## Start

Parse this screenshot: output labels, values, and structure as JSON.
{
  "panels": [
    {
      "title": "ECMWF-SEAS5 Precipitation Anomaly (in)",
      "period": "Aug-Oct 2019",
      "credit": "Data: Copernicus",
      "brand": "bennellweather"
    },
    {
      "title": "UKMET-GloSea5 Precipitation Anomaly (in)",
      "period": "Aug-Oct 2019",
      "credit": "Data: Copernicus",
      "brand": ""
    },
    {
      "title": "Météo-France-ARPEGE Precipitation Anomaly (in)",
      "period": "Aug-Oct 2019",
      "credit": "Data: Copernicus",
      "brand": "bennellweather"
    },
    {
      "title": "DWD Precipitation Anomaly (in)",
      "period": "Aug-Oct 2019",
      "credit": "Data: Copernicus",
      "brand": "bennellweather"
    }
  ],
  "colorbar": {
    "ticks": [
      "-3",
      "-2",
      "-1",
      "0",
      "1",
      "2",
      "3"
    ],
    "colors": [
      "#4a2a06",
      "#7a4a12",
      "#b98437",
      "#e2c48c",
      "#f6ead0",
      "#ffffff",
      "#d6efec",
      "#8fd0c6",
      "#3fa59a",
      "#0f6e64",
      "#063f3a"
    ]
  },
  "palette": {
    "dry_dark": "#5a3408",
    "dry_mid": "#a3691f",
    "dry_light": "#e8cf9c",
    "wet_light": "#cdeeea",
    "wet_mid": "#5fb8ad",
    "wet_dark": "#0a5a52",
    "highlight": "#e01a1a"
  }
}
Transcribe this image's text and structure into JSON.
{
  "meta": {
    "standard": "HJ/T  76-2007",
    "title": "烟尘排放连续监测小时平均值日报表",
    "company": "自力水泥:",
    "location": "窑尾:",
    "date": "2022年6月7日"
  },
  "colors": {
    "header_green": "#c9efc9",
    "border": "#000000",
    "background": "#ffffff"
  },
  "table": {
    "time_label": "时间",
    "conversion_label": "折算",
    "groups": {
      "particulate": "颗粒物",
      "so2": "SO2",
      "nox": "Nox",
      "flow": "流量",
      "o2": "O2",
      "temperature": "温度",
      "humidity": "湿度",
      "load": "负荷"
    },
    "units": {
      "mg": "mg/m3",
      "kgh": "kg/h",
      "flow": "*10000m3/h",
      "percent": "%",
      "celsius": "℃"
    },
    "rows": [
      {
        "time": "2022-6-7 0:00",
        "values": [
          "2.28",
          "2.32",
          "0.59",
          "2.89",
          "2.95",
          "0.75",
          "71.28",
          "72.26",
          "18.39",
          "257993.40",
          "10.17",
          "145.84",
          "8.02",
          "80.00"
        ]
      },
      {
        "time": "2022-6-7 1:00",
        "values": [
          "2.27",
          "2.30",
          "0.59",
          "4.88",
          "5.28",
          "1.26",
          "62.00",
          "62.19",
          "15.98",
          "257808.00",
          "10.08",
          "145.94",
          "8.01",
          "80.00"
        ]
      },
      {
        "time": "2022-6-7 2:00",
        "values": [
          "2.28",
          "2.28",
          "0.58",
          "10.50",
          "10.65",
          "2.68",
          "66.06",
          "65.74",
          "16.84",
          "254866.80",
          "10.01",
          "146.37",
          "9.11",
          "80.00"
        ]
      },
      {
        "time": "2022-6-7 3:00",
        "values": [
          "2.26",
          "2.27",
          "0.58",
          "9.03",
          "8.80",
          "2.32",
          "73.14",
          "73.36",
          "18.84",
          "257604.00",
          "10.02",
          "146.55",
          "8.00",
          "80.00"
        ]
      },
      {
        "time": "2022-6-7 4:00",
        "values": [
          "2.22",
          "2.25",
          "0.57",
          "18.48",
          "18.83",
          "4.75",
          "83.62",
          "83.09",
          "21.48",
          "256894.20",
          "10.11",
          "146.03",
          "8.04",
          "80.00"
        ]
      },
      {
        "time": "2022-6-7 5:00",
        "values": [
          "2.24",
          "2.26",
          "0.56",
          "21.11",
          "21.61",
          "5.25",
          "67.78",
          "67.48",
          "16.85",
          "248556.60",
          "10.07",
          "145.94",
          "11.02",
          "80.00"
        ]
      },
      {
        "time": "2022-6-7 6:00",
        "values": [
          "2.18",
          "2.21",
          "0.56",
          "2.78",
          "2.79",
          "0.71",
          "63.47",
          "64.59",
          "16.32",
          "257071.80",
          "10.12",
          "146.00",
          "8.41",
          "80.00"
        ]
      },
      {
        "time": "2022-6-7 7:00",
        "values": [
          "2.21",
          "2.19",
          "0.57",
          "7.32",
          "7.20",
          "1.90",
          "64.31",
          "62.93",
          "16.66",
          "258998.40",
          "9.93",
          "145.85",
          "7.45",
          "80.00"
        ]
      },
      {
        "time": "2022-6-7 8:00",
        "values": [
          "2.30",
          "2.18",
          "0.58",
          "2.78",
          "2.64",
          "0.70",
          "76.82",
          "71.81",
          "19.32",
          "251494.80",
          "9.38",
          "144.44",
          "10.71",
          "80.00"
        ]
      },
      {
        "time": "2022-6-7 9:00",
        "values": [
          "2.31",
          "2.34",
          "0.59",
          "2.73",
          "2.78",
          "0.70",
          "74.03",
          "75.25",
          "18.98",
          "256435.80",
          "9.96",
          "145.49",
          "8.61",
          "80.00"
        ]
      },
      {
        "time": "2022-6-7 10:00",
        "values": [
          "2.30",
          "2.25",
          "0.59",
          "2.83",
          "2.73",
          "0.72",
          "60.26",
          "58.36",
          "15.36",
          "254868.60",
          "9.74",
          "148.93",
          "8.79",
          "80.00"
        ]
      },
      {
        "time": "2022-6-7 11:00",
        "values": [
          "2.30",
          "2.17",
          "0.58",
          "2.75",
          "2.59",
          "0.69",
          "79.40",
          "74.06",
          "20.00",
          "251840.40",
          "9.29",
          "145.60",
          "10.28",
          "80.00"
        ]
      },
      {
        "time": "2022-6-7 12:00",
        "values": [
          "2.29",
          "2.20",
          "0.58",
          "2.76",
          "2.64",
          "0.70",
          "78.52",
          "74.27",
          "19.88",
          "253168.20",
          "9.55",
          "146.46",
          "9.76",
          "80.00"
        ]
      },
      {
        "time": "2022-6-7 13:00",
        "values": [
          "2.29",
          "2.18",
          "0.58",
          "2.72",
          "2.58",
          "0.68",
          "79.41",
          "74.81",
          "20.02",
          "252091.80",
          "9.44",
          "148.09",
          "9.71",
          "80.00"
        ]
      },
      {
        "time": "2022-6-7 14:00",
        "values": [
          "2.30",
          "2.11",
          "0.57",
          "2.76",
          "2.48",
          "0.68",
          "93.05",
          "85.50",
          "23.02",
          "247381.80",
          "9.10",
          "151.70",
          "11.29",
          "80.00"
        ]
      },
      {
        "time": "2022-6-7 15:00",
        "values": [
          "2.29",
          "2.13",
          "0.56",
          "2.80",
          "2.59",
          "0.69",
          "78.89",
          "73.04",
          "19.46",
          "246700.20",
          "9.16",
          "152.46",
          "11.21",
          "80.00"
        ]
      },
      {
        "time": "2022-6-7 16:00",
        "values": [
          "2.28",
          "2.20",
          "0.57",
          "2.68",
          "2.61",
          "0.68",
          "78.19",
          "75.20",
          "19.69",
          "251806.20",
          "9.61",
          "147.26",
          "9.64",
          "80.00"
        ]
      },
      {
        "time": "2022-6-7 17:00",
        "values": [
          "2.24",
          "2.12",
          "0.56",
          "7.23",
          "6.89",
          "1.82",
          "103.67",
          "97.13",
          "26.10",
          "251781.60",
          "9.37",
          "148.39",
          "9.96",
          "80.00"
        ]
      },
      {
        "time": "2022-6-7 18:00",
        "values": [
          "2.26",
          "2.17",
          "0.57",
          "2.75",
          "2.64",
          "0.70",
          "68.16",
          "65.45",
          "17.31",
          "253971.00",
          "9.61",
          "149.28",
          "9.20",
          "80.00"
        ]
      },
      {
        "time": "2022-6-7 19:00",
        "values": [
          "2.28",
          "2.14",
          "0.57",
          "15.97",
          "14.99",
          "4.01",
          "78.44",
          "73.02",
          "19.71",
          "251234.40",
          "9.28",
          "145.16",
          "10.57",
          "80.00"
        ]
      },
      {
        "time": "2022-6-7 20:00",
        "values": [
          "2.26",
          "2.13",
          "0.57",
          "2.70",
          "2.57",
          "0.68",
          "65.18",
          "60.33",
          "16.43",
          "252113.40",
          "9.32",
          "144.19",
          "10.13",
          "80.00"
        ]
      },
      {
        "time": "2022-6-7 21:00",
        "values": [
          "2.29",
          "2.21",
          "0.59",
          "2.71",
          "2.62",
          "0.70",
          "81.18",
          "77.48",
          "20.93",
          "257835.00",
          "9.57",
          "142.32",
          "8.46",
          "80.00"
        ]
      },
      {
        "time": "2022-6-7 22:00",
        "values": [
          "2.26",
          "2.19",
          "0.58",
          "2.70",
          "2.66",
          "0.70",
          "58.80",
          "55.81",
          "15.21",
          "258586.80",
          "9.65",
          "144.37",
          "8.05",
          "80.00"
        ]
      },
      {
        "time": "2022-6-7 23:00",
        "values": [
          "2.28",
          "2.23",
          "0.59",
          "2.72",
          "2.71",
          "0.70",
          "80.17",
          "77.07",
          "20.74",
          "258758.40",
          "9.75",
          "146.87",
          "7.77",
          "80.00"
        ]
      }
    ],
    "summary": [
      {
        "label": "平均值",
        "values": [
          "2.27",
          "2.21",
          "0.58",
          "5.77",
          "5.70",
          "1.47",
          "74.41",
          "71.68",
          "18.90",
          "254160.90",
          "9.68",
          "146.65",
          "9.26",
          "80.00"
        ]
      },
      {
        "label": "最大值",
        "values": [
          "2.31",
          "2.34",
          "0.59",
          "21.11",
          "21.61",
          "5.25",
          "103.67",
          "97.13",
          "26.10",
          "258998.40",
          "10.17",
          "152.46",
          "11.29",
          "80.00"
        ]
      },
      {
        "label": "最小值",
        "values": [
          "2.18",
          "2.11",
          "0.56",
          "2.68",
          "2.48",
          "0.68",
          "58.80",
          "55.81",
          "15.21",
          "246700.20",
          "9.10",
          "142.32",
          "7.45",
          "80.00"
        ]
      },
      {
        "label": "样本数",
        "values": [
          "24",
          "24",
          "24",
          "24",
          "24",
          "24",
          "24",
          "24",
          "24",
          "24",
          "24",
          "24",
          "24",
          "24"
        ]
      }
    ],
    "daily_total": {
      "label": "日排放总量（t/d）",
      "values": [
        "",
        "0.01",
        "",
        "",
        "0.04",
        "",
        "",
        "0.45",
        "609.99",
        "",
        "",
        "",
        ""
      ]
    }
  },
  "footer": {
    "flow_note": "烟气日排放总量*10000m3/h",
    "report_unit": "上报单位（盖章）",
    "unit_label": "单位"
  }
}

## End

### DIRECTION:
Read the entries and show each line that mentions "this".

### SOLUTION:
Parse this screenshot: output labels, values, and structure as JSON.
Transcribe this image's text and structure into JSON.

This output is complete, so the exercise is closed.